## START Exercise inputs

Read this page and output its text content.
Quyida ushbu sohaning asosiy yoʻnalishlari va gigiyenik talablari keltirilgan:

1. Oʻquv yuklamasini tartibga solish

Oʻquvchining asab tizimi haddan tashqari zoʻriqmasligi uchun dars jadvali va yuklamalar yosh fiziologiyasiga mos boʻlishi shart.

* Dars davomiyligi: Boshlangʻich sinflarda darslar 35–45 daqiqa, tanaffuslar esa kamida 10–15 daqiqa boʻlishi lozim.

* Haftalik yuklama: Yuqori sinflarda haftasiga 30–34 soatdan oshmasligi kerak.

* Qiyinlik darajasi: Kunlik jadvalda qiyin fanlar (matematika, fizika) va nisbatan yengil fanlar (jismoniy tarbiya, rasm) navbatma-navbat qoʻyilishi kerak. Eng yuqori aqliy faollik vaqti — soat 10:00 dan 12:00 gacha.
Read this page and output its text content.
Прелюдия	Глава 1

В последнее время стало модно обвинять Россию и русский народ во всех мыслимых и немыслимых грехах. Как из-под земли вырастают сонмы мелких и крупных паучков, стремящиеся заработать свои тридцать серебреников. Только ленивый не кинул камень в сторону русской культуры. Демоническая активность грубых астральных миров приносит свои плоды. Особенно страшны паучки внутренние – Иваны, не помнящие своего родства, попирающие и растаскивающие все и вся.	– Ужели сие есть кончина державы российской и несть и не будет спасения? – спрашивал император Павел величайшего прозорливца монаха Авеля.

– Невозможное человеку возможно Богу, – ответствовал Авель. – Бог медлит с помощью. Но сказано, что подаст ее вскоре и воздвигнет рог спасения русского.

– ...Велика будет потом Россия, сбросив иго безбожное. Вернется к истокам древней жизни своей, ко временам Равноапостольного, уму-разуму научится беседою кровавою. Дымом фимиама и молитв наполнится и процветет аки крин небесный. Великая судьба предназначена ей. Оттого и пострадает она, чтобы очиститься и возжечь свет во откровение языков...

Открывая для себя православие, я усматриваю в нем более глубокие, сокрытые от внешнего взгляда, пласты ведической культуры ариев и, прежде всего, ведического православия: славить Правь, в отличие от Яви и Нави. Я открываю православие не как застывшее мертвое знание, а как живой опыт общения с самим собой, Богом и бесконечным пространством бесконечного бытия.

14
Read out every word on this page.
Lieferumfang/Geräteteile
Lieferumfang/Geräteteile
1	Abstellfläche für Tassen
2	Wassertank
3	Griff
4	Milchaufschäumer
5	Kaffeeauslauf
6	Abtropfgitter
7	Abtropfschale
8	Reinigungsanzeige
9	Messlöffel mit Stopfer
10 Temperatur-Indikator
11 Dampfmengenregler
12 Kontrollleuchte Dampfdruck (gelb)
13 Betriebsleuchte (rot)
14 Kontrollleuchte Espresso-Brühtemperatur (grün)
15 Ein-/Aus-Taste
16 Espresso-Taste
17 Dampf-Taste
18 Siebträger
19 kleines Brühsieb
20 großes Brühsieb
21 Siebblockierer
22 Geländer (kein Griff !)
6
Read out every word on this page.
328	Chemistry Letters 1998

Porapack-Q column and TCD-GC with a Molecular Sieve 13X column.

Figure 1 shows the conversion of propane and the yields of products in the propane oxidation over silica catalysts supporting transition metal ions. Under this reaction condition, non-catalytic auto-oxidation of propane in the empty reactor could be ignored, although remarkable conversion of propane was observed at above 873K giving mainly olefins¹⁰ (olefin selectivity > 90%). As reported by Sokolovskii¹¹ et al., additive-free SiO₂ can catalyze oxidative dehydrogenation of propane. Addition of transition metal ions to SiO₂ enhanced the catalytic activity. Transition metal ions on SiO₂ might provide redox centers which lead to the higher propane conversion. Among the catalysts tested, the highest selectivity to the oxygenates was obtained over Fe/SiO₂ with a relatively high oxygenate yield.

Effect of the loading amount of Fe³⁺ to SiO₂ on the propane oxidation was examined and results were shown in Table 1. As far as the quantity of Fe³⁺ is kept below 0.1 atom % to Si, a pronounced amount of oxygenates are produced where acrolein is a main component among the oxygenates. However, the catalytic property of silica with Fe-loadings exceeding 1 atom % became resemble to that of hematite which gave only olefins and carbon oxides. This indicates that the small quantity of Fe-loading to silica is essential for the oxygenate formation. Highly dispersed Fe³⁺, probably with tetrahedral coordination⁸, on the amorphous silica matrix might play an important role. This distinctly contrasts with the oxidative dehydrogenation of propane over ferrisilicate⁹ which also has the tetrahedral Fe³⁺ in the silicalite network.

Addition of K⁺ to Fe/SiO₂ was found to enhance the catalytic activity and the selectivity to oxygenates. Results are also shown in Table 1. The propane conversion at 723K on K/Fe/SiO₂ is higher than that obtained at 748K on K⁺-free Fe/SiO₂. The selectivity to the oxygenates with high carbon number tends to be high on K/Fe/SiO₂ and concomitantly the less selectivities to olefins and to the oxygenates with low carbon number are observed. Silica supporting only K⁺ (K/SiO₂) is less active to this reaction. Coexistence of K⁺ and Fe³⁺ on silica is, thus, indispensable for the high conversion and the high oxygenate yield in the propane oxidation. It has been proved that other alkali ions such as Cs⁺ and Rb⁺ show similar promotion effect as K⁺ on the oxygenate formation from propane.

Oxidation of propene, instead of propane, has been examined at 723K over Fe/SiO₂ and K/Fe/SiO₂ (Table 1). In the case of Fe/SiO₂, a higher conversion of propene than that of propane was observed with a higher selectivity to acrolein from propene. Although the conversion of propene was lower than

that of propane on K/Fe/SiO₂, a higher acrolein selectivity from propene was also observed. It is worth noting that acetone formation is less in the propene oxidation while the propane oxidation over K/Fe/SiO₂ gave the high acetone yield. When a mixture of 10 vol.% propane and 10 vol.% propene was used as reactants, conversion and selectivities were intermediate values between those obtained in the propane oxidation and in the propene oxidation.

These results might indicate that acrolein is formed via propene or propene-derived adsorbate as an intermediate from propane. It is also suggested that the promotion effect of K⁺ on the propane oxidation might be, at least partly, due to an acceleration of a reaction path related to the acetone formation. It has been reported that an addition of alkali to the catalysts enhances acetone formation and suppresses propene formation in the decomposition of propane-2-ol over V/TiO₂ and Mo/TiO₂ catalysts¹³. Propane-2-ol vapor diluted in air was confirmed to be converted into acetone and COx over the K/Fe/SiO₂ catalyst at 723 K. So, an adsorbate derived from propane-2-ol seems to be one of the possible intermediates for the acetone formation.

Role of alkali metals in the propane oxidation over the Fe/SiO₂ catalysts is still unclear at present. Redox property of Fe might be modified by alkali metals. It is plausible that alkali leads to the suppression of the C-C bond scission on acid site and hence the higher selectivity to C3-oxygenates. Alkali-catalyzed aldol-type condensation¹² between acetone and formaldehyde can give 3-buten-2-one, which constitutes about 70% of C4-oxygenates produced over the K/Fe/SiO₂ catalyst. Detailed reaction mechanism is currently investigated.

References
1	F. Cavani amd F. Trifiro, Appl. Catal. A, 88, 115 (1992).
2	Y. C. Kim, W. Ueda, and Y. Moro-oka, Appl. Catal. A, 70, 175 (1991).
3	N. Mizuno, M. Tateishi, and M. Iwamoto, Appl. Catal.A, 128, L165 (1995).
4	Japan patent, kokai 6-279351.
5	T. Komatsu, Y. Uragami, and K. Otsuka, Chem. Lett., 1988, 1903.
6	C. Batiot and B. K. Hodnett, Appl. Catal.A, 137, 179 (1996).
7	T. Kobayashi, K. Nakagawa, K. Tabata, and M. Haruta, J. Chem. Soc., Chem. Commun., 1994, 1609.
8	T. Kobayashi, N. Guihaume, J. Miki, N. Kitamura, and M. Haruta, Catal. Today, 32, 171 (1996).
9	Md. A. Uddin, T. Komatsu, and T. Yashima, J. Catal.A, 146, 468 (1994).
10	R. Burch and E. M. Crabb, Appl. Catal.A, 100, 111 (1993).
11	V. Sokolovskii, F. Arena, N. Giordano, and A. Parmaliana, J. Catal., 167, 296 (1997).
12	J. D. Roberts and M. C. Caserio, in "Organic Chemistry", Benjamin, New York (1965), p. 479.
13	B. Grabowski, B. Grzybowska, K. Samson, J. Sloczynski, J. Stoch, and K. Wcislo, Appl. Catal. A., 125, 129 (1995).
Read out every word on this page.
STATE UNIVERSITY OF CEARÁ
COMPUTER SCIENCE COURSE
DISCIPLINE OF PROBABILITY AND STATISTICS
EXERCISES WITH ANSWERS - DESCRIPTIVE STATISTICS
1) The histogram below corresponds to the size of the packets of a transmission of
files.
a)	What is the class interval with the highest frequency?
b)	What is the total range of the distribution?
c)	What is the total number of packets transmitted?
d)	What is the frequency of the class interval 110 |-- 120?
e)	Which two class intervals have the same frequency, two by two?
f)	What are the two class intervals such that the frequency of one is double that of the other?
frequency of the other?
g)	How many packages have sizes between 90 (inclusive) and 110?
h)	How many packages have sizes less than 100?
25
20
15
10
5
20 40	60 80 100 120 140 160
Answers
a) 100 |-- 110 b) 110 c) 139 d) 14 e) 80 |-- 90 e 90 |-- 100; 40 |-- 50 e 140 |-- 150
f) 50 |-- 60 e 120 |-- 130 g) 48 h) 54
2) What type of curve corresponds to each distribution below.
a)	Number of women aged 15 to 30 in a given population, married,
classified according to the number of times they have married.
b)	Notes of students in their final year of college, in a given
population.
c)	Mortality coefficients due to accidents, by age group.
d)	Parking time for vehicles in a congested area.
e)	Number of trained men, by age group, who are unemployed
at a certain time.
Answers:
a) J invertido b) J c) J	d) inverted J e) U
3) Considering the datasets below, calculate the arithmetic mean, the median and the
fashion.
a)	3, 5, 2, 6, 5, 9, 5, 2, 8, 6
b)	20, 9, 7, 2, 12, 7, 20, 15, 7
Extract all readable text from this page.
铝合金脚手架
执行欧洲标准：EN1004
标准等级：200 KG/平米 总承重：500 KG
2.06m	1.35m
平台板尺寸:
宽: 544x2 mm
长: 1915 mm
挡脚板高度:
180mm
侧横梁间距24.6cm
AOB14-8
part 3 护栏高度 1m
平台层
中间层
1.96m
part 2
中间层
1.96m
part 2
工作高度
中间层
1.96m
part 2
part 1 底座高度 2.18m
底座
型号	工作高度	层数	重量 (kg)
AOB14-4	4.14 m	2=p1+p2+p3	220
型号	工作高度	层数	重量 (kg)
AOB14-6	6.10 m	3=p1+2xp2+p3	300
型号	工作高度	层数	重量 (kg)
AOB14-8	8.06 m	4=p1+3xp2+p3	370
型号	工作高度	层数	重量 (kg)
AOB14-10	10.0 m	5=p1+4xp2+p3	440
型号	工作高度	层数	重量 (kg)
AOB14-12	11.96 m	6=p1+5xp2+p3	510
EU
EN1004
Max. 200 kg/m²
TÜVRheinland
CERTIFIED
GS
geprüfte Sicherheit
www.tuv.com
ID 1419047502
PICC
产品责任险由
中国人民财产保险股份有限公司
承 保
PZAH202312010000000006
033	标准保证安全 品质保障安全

## END Exercise inputs

§ **Exercise task**
Track down the lines that include the word "total" and copy them.

§ **Correct result**
b)	What is the total range of the distribution?
c)	What is the total number of packets transmitted?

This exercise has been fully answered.